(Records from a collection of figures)

** start **

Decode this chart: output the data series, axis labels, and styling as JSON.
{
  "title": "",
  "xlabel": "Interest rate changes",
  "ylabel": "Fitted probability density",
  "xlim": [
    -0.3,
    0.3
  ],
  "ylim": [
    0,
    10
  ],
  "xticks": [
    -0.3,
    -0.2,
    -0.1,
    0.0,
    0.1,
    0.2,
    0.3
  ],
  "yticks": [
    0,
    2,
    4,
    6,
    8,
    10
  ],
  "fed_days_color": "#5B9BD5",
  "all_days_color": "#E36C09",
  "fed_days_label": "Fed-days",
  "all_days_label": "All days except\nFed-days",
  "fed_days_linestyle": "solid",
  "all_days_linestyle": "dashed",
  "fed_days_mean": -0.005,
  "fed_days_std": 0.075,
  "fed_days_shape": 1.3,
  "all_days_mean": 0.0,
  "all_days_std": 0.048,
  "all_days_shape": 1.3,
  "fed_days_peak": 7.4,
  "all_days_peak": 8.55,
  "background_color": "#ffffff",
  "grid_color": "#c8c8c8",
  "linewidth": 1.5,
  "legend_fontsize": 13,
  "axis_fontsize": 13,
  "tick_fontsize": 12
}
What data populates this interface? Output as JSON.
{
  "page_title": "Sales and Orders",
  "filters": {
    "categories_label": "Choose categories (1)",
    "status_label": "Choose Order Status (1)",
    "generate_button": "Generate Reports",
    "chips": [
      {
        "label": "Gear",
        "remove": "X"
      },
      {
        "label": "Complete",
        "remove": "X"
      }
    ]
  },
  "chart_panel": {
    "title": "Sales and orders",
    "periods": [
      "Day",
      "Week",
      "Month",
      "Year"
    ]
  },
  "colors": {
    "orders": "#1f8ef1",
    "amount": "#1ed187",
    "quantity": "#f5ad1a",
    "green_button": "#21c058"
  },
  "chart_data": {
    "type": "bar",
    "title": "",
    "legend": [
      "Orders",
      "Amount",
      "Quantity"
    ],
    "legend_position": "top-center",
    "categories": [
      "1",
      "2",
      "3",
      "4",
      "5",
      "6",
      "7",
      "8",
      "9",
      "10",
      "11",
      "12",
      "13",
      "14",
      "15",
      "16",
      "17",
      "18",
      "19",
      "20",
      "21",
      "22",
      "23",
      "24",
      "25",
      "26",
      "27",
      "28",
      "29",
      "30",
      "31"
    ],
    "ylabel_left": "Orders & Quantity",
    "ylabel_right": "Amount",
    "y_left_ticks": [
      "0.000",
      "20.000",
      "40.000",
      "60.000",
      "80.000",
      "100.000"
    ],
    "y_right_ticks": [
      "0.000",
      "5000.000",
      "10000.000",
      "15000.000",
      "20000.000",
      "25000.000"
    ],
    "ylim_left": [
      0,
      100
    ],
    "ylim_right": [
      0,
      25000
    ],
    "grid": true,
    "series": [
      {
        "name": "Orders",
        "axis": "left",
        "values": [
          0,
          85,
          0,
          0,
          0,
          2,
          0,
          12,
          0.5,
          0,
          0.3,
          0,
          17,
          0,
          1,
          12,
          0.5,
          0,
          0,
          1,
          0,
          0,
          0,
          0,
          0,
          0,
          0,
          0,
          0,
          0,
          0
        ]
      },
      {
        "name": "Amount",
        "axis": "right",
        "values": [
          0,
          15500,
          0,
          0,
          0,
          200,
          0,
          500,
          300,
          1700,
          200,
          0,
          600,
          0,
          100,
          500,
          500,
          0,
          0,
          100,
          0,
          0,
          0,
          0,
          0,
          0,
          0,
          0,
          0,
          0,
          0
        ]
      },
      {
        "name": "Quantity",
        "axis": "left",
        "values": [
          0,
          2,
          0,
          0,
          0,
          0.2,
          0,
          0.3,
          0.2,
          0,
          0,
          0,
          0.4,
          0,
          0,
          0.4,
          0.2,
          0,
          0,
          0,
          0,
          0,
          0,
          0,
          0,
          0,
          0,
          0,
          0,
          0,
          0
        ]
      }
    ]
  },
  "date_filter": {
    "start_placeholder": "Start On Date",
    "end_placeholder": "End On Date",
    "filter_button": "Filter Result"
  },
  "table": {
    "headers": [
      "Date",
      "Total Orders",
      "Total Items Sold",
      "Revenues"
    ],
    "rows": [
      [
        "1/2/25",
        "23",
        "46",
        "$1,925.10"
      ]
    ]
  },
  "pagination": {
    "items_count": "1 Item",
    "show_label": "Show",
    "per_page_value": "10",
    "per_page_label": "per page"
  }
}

** end **

= Goal =
Return all of the data precisely as it appears.

= Final answer =
Decode this chart: output the data series, axis labels, and styling as JSON.
{
  "title": "",
  "xlabel": "Interest rate changes",
  "ylabel": "Fitted probability density",
  "xlim": [
    -0.3,
    0.3
  ],
  "ylim": [
    0,
    10
  ],
  "xticks": [
    -0.3,
    -0.2,
    -0.1,
    0.0,
    0.1,
    0.2,
    0.3
  ],
  "yticks": [
    0,
    2,
    4,
    6,
    8,
    10
  ],
  "fed_days_color": "#5B9BD5",
  "all_days_color": "#E36C09",
  "fed_days_label": "Fed-days",
  "all_days_label": "All days except\nFed-days",
  "fed_days_linestyle": "solid",
  "all_days_linestyle": "dashed",
  "fed_days_mean": -0.005,
  "fed_days_std": 0.075,
  "fed_days_shape": 1.3,
  "all_days_mean": 0.0,
  "all_days_std": 0.048,
  "all_days_shape": 1.3,
  "fed_days_peak": 7.4,
  "all_days_peak": 8.55,
  "background_color": "#ffffff",
  "grid_color": "#c8c8c8",
  "linewidth": 1.5,
  "legend_fontsize": 13,
  "axis_fontsize": 13,
  "tick_fontsize": 12
}
What data populates this interface? Output as JSON.
{
  "page_title": "Sales and Orders",
  "filters": {
    "categories_label": "Choose categories (1)",
    "status_label": "Choose Order Status (1)",
    "generate_button": "Generate Reports",
    "chips": [
      {
        "label": "Gear",
        "remove": "X"
      },
      {
        "label": "Complete",
        "remove": "X"
      }
    ]
  },
  "chart_panel": {
    "title": "Sales and orders",
    "periods": [
      "Day",
      "Week",
      "Month",
      "Year"
    ]
  },
  "colors": {
    "orders": "#1f8ef1",
    "amount": "#1ed187",
    "quantity": "#f5ad1a",
    "green_button": "#21c058"
  },
  "chart_data": {
    "type": "bar",
    "title": "",
    "legend": [
      "Orders",
      "Amount",
      "Quantity"
    ],
    "legend_position": "top-center",
    "categories": [
      "1",
      "2",
      "3",
      "4",
      "5",
      "6",
      "7",
      "8",
      "9",
      "10",
      "11",
      "12",
      "13",
      "14",
      "15",
      "16",
      "17",
      "18",
      "19",
      "20",
      "21",
      "22",
      "23",
      "24",
      "25",
      "26",
      "27",
      "28",
      "29",
      "30",
      "31"
    ],
    "ylabel_left": "Orders & Quantity",
    "ylabel_right": "Amount",
    "y_left_ticks": [
      "0.000",
      "20.000",
      "40.000",
      "60.000",
      "80.000",
      "100.000"
    ],
    "y_right_ticks": [
      "0.000",
      "5000.000",
      "10000.000",
      "15000.000",
      "20000.000",
      "25000.000"
    ],
    "ylim_left": [
      0,
      100
    ],
    "ylim_right": [
      0,
      25000
    ],
    "grid": true,
    "series": [
      {
        "name": "Orders",
        "axis": "left",
        "values": [
          0,
          85,
          0,
          0,
          0,
          2,
          0,
          12,
          0.5,
          0,
          0.3,
          0,
          17,
          0,
          1,
          12,
          0.5,
          0,
          0,
          1,
          0,
          0,
          0,
          0,
          0,
          0,
          0,
          0,
          0,
          0,
          0
        ]
      },
      {
        "name": "Amount",
        "axis": "right",
        "values": [
          0,
          15500,
          0,
          0,
          0,
          200,
          0,
          500,
          300,
          1700,
          200,
          0,
          600,
          0,
          100,
          500,
          500,
          0,
          0,
          100,
          0,
          0,
          0,
          0,
          0,
          0,
          0,
          0,
          0,
          0,
          0
        ]
      },
      {
        "name": "Quantity",
        "axis": "left",
        "values": [
          0,
          2,
          0,
          0,
          0,
          0.2,
          0,
          0.3,
          0.2,
          0,
          0,
          0,
          0.4,
          0,
          0,
          0.4,
          0.2,
          0,
          0,
          0,
          0,
          0,
          0,
          0,
          0,
          0,
          0,
          0,
          0,
          0,
          0
        ]
      }
    ]
  },
  "date_filter": {
    "start_placeholder": "Start On Date",
    "end_placeholder": "End On Date",
    "filter_button": "Filter Result"
  },
  "table": {
    "headers": [
      "Date",
      "Total Orders",
      "Total Items Sold",
      "Revenues"
    ],
    "rows": [
      [
        "1/2/25",
        "23",
        "46",
        "$1,925.10"
      ]
    ]
  },
  "pagination": {
    "items_count": "1 Item",
    "show_label": "Show",
    "per_page_value": "10",
    "per_page_label": "per page"
  }
}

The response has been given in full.